_GIVEN EXERCISE_. Scan the data for "Panasya" and copy the lines it appears in.

[Stored data]
+---+

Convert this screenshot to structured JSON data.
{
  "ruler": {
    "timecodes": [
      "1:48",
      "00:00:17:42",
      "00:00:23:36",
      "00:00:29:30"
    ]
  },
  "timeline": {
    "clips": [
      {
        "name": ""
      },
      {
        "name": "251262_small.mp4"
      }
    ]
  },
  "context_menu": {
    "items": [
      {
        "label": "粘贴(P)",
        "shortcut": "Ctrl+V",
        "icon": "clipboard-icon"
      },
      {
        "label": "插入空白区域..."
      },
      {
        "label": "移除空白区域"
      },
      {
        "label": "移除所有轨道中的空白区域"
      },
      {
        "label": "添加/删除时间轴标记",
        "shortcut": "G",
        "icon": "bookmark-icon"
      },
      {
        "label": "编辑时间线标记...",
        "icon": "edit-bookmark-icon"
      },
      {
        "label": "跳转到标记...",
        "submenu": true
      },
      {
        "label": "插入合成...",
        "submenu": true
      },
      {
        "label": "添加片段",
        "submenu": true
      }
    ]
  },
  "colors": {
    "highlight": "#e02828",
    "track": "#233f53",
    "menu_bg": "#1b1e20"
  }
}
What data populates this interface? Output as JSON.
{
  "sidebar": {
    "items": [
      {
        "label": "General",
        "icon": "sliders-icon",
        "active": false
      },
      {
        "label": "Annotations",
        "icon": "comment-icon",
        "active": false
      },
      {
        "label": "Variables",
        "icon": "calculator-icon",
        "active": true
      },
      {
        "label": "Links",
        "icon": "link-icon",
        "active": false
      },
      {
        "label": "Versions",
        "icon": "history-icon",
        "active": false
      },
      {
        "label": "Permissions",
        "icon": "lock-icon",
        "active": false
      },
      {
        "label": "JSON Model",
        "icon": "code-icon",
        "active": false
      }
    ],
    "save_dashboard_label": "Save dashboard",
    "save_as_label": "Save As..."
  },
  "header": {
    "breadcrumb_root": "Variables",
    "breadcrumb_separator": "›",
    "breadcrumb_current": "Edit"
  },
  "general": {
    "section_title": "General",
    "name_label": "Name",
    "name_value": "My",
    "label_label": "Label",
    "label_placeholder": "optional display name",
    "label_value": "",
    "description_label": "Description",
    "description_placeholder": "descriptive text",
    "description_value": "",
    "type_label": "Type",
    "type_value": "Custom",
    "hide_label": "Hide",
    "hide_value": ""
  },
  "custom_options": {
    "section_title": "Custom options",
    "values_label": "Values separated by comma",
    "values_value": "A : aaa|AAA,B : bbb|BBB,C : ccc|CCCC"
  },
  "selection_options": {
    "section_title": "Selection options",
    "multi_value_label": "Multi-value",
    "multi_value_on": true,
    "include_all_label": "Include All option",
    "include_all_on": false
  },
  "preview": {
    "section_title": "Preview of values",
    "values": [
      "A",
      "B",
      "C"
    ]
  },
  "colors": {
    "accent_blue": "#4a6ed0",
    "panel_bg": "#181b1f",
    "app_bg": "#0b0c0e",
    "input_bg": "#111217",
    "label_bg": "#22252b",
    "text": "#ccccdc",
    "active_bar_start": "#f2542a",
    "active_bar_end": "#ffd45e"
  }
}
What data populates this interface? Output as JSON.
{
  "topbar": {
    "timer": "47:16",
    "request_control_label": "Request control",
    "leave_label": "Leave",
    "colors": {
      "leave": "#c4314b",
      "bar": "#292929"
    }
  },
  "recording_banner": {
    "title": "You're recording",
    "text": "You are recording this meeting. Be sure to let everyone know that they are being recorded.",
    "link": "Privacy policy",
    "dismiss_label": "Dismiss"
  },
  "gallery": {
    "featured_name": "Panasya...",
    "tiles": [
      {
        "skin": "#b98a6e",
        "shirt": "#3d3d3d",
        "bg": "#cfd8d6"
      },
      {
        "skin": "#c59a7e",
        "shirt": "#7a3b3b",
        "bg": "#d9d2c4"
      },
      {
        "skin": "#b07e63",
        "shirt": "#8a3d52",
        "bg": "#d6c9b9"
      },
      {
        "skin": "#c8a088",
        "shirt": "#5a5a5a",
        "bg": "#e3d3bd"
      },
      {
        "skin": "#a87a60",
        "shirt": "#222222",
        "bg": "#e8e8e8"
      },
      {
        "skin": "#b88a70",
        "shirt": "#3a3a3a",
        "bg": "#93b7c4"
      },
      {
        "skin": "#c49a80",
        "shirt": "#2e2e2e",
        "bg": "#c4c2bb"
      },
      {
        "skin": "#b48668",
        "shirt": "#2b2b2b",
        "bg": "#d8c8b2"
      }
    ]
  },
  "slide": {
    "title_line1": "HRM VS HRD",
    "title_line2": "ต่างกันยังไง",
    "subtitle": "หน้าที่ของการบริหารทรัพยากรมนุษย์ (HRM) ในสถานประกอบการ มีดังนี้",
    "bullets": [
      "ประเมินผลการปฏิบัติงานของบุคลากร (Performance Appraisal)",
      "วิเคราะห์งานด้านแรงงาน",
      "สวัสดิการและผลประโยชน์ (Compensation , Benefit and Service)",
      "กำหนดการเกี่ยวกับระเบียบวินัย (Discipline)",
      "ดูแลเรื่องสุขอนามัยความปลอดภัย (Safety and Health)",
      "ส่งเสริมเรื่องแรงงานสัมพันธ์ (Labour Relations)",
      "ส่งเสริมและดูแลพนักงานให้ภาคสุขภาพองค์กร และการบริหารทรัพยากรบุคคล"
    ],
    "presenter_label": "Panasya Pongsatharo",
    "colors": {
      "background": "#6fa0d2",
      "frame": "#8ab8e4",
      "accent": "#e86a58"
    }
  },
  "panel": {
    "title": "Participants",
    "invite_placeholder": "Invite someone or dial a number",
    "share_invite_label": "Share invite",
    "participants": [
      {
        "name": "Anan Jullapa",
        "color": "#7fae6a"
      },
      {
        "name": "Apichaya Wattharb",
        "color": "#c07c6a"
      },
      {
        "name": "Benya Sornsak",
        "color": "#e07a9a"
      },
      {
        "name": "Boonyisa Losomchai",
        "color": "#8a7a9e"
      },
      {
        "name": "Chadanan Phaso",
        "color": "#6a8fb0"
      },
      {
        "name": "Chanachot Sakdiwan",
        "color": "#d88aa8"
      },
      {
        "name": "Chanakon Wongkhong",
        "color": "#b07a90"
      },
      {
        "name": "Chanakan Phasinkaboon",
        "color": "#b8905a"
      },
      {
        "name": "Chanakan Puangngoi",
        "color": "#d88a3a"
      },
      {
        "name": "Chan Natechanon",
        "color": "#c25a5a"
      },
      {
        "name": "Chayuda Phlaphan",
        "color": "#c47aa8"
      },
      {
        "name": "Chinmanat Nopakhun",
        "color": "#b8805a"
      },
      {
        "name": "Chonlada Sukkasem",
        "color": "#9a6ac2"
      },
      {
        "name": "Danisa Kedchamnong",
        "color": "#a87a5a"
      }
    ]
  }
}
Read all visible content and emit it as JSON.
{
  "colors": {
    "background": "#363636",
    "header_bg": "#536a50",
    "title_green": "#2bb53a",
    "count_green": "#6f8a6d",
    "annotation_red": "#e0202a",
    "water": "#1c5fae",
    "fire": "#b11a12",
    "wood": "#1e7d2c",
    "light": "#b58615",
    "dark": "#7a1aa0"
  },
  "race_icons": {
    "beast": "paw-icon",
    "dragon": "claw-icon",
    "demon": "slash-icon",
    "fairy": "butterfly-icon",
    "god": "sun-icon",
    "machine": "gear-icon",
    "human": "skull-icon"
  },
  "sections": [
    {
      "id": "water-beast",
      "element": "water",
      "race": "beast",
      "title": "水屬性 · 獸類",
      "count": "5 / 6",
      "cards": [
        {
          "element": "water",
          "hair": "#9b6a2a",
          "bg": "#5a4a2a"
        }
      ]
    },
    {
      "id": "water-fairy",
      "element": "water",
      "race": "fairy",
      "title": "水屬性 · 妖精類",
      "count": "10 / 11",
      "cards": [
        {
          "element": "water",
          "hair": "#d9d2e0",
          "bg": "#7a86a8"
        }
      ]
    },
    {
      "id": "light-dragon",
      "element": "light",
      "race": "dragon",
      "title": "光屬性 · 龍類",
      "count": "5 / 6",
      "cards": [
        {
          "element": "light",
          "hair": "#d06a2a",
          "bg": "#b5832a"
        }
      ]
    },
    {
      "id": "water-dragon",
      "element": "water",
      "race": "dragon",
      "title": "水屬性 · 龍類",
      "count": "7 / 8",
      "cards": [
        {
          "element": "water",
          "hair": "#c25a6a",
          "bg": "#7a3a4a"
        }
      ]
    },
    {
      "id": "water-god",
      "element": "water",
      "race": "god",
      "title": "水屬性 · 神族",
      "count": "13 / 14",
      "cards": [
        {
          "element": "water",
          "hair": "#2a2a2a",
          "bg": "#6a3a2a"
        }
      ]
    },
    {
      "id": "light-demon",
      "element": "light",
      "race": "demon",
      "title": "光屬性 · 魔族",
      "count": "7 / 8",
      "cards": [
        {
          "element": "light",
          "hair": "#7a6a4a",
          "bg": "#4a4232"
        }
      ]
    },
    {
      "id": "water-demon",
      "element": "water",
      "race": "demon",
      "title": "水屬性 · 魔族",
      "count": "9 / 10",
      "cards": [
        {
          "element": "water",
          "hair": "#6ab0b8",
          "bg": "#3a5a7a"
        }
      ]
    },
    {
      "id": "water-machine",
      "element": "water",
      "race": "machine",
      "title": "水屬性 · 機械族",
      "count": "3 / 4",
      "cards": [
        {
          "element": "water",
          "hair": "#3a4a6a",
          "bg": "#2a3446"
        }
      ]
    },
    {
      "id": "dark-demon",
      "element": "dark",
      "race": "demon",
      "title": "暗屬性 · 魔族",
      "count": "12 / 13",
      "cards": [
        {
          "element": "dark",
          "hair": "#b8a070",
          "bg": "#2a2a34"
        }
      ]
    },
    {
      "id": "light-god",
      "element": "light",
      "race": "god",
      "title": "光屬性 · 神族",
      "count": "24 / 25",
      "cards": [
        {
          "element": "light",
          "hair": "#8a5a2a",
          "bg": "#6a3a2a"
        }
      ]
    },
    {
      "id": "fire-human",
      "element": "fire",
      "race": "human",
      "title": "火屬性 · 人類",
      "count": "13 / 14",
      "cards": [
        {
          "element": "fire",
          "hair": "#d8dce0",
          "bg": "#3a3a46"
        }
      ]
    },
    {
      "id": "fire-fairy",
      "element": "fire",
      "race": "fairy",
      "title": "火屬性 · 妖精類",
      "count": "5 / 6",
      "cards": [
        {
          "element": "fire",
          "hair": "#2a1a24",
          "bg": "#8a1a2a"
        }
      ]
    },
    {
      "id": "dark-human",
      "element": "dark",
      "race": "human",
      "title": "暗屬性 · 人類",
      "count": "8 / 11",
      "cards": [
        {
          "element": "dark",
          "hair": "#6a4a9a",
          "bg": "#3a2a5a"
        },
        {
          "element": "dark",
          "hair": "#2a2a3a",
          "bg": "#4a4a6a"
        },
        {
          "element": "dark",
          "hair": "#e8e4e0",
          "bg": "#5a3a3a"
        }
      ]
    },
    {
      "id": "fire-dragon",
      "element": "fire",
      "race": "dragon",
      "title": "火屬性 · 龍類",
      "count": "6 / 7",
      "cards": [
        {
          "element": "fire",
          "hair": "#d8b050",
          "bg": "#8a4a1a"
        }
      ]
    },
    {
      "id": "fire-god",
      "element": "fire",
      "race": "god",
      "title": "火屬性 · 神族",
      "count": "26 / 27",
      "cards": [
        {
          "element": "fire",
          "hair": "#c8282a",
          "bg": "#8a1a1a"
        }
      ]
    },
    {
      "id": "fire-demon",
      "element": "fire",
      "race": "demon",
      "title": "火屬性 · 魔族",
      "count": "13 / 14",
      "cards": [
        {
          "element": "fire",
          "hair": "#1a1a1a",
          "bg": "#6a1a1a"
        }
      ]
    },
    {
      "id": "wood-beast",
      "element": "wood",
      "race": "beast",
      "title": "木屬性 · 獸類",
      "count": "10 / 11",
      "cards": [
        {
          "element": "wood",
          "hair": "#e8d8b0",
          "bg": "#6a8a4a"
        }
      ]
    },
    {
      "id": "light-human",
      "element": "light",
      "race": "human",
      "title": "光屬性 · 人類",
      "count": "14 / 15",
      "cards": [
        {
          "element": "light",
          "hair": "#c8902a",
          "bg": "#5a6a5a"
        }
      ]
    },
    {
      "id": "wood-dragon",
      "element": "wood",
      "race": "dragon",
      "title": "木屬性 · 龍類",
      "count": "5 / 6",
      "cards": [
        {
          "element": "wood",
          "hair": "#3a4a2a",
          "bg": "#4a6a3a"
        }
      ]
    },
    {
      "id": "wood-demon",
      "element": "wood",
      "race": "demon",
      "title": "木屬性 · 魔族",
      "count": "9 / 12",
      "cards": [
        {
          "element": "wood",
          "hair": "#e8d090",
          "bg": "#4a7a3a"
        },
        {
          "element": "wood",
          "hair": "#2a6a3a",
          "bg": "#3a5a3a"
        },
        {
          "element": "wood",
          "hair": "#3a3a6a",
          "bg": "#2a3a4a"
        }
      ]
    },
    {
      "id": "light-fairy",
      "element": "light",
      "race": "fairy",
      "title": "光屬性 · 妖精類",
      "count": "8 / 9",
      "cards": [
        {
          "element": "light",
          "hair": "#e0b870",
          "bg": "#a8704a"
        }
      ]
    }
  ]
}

+---+

_TASK ANSWER_.
    "featured_name": "Panasya...",
    "presenter_label": "Panasya Pongsatharo",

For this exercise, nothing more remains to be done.